Given request: In the listing below, count the lines with "eSignal" and report only the figure.

Items from a figure collection
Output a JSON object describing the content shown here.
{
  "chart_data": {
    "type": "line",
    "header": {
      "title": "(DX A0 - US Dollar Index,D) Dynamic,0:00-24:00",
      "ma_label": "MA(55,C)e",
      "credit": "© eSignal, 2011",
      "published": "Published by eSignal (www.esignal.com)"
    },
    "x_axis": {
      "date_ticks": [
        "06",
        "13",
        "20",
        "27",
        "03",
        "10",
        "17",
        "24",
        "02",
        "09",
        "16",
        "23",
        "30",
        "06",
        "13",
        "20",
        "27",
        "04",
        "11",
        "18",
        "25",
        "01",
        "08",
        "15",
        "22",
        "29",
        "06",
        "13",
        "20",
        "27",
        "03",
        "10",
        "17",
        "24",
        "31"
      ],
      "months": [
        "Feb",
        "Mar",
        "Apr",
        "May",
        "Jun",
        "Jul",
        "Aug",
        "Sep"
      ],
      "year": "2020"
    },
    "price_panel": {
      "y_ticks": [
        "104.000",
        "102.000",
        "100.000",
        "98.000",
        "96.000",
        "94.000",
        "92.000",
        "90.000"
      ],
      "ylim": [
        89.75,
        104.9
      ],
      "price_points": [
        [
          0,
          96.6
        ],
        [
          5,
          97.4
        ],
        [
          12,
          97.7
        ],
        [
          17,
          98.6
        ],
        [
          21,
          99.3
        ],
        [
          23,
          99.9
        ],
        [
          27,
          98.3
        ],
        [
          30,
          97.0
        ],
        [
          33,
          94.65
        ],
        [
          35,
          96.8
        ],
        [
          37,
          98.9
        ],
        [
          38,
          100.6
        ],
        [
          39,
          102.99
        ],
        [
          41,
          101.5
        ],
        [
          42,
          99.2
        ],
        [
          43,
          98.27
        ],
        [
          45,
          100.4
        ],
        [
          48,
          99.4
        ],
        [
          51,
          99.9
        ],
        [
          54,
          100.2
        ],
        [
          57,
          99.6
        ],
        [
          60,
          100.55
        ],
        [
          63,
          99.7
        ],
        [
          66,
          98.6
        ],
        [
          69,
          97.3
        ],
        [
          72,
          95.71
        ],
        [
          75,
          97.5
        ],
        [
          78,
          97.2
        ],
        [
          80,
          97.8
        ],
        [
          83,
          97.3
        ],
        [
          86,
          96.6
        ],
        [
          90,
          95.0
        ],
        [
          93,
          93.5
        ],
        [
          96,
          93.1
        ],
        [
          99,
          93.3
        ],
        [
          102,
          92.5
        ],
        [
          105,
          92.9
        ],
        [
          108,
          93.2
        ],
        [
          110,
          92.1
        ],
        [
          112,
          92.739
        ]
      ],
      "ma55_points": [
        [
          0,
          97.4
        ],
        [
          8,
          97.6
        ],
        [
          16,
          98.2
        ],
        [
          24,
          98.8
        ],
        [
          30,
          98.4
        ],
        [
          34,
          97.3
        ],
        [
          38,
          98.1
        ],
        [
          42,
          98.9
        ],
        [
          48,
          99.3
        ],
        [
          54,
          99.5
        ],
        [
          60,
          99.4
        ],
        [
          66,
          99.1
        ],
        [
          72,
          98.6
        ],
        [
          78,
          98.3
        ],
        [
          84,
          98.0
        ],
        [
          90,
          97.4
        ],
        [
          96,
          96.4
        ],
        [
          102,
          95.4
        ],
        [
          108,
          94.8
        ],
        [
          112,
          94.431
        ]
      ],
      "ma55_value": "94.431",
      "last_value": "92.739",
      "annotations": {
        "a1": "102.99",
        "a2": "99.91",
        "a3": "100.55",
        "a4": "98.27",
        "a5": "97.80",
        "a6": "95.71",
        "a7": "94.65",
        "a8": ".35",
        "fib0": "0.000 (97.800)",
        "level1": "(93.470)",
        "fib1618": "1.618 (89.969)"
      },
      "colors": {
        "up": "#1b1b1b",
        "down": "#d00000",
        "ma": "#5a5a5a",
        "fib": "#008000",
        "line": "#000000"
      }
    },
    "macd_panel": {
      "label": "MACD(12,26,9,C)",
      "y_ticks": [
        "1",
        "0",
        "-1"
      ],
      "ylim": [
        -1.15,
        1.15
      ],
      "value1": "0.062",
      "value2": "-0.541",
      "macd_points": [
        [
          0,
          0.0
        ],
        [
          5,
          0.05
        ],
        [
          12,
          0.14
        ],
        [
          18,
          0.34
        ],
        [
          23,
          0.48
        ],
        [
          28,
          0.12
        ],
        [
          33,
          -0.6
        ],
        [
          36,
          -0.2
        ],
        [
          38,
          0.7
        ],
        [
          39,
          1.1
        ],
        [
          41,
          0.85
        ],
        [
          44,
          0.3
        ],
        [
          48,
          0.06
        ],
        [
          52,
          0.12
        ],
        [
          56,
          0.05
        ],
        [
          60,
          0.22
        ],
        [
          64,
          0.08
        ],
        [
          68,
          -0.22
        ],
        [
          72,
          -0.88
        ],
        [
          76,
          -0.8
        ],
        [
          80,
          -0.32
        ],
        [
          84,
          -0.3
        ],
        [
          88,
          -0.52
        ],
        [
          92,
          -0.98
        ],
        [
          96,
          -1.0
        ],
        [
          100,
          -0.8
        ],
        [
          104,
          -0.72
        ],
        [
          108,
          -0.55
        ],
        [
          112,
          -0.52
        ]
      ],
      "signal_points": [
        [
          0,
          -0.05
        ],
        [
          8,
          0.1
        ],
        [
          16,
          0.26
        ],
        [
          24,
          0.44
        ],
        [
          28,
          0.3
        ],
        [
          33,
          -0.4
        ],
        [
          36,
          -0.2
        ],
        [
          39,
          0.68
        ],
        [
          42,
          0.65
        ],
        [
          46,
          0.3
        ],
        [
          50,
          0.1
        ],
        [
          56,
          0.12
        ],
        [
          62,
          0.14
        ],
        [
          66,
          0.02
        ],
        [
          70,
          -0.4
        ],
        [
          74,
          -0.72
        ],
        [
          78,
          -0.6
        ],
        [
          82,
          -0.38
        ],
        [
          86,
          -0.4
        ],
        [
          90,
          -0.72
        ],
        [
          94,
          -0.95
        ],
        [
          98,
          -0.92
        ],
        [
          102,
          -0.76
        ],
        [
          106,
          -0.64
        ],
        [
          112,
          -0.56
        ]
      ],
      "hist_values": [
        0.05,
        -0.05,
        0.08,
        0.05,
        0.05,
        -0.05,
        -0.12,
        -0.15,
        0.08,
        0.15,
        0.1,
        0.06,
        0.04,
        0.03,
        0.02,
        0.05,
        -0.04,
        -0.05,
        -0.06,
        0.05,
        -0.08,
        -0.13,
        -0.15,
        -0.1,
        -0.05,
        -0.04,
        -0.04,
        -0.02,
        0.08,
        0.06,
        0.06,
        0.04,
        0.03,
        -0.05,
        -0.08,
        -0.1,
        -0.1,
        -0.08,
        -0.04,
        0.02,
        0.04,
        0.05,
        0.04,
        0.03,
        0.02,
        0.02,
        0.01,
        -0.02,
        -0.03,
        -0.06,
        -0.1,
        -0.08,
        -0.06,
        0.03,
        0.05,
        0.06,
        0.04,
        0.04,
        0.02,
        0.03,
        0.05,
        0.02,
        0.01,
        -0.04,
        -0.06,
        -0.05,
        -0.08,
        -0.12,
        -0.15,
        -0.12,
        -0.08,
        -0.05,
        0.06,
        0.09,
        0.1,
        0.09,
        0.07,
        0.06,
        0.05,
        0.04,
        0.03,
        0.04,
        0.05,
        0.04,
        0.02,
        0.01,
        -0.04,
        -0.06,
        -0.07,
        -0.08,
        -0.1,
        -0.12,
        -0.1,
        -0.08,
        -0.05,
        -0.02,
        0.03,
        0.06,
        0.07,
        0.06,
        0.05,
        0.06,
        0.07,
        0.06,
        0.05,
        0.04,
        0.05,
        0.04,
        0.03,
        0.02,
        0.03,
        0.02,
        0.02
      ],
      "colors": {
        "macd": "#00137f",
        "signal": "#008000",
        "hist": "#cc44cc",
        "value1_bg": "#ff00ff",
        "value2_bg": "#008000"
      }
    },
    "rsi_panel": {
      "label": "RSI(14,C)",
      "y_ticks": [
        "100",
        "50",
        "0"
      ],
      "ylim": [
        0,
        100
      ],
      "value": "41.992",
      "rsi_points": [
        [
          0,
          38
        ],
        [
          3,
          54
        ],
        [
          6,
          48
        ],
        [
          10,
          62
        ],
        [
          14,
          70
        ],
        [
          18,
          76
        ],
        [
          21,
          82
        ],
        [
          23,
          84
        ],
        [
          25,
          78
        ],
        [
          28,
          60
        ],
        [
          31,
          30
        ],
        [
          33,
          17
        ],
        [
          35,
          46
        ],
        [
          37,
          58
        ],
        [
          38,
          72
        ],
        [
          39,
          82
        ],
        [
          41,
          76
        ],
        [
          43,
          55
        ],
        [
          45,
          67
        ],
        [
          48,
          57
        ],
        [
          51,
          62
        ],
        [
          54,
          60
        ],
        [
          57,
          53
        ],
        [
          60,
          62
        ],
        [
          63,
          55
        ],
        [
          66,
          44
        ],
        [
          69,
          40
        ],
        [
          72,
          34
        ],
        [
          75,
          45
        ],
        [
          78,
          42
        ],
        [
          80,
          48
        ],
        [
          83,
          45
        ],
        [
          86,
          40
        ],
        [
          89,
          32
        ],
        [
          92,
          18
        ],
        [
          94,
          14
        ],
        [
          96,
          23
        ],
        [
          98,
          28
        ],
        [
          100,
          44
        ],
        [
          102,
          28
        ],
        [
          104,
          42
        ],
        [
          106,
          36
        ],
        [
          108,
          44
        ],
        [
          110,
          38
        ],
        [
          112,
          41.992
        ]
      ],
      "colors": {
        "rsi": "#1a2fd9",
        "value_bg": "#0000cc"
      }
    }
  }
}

Full answer: 2